Records shown:
-=-=-

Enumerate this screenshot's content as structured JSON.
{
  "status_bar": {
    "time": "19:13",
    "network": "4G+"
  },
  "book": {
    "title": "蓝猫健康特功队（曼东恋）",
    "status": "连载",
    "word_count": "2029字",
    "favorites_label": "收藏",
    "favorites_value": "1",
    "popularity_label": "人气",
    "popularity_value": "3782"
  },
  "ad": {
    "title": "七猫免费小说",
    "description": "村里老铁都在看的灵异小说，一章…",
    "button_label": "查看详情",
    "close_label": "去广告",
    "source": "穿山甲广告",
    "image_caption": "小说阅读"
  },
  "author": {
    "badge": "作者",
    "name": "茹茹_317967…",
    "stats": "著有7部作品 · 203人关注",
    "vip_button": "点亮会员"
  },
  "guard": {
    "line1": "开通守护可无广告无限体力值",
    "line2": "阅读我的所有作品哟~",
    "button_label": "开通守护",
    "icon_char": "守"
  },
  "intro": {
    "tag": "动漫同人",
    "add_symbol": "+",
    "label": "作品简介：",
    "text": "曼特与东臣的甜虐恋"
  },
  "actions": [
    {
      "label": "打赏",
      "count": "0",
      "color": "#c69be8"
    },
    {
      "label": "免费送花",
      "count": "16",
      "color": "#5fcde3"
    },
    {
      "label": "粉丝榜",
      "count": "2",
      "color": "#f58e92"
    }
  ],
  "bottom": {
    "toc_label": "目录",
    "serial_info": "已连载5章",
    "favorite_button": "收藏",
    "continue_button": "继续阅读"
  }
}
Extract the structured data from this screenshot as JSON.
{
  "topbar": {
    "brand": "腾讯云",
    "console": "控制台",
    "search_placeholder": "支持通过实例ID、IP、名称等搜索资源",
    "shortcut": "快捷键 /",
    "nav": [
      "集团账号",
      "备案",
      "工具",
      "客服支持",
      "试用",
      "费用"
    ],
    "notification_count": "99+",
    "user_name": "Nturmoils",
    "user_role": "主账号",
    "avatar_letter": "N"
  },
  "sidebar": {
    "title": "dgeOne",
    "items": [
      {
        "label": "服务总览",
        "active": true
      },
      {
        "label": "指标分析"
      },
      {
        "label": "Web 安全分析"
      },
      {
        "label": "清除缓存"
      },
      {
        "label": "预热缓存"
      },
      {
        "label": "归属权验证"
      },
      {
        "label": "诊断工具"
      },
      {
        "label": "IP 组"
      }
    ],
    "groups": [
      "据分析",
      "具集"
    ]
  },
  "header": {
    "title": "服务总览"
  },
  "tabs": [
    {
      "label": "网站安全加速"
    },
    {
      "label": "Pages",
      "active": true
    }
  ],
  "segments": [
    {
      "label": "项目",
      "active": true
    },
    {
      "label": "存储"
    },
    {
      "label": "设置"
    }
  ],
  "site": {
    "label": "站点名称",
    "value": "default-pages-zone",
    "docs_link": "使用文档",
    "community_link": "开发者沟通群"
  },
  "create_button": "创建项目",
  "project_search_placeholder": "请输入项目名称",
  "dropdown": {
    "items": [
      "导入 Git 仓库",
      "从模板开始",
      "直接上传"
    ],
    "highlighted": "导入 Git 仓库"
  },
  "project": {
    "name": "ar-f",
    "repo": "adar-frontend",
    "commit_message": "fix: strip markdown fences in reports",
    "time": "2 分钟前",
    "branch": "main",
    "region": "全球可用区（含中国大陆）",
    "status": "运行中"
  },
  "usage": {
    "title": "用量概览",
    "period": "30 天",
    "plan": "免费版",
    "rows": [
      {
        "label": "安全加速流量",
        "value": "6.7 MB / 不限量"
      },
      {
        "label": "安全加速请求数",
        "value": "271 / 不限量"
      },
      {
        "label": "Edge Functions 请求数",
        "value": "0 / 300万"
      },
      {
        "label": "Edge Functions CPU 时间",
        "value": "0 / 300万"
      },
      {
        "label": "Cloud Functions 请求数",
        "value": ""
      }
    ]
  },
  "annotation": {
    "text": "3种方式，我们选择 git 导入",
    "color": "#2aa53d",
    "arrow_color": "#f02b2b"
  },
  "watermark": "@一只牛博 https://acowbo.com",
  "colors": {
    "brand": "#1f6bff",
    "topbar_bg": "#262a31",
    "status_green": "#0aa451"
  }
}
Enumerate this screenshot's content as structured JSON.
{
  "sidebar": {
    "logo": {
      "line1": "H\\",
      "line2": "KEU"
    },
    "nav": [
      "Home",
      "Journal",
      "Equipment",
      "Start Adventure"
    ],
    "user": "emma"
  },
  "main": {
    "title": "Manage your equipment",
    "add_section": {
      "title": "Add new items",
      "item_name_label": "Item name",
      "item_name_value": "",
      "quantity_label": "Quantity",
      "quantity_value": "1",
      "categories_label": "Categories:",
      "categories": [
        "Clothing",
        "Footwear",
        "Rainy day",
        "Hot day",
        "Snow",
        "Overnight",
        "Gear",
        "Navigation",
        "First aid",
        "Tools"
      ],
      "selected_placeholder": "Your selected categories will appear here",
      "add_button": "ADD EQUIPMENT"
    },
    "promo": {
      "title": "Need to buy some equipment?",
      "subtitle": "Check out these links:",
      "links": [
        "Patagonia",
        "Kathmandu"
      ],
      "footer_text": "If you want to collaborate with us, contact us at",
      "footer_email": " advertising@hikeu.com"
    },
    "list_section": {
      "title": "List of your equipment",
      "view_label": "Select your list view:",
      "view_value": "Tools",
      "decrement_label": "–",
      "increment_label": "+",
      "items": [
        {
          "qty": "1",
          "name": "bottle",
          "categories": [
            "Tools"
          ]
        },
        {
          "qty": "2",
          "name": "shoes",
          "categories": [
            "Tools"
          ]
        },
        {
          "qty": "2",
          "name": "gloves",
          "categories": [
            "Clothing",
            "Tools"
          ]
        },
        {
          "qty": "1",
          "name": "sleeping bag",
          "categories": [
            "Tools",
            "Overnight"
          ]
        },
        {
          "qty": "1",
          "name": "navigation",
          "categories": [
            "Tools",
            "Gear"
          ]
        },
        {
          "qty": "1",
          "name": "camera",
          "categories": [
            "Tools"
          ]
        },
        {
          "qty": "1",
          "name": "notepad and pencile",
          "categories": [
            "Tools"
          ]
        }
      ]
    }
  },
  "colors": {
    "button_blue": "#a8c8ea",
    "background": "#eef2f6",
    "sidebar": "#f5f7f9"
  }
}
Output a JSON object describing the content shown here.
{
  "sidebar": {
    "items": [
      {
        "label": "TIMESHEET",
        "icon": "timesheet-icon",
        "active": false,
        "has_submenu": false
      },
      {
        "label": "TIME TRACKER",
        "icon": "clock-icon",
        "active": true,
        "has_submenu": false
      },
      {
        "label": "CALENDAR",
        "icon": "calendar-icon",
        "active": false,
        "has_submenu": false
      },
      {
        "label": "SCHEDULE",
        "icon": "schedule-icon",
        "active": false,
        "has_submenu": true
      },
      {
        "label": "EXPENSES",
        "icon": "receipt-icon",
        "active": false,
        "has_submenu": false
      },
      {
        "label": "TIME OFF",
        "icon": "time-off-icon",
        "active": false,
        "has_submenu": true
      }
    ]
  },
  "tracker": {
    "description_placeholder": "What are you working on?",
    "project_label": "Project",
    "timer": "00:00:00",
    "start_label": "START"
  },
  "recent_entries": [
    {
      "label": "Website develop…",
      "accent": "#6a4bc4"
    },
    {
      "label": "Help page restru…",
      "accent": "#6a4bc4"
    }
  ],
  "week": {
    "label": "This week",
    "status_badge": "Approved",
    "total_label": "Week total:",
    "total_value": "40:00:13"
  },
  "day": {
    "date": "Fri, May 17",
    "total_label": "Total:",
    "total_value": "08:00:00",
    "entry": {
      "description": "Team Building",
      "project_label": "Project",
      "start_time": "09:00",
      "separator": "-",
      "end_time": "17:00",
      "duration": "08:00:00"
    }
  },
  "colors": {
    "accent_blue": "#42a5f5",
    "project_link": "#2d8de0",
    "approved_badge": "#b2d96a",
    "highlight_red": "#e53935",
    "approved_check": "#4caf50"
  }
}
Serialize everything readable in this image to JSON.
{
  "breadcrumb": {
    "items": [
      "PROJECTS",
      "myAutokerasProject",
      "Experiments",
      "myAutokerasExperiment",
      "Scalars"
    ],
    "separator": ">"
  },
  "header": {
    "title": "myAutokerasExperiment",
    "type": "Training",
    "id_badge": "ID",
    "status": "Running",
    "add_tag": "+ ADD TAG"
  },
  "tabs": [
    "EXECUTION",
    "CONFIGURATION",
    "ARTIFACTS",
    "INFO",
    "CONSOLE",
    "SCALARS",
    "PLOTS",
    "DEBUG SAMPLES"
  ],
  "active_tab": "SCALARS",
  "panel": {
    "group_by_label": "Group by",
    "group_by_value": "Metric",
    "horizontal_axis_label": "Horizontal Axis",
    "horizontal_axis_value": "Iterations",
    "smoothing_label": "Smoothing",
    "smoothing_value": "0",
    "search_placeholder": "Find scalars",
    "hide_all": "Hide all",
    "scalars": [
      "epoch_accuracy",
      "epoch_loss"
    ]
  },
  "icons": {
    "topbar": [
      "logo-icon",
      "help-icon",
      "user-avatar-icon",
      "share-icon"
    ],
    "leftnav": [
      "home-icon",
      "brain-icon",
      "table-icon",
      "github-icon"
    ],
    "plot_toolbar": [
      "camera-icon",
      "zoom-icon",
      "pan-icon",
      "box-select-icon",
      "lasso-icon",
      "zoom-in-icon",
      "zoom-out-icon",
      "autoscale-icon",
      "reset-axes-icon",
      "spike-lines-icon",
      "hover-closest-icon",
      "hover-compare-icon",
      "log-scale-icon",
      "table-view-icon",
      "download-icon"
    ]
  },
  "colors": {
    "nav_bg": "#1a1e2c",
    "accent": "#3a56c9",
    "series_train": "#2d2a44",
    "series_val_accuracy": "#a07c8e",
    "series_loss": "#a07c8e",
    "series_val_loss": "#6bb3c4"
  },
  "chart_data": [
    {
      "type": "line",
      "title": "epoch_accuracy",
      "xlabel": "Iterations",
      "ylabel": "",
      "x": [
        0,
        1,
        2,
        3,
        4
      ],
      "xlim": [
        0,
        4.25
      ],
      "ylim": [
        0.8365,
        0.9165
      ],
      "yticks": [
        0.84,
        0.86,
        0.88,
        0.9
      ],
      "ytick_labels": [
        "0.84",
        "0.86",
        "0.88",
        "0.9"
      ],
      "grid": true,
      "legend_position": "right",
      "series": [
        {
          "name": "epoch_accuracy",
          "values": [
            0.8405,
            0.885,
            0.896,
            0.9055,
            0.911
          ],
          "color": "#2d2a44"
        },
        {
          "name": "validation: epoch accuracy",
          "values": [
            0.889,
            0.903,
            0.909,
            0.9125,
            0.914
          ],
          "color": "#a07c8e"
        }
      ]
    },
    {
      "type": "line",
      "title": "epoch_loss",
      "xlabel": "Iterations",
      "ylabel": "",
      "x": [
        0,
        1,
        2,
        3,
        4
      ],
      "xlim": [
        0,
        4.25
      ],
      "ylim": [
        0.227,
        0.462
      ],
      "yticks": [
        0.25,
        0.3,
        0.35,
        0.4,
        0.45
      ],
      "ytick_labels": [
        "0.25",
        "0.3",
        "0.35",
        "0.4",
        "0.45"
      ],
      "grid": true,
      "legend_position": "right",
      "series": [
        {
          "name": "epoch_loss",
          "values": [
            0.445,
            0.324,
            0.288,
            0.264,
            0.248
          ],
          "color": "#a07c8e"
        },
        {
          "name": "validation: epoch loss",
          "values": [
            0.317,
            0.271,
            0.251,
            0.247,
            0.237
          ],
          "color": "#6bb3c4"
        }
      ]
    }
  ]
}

-=-=-

Problem: Identify and list each line with the word "here".

Completed exercise:
      "selected_placeholder": "Your selected categories will appear here",
Output a JSON object describing the content shown here.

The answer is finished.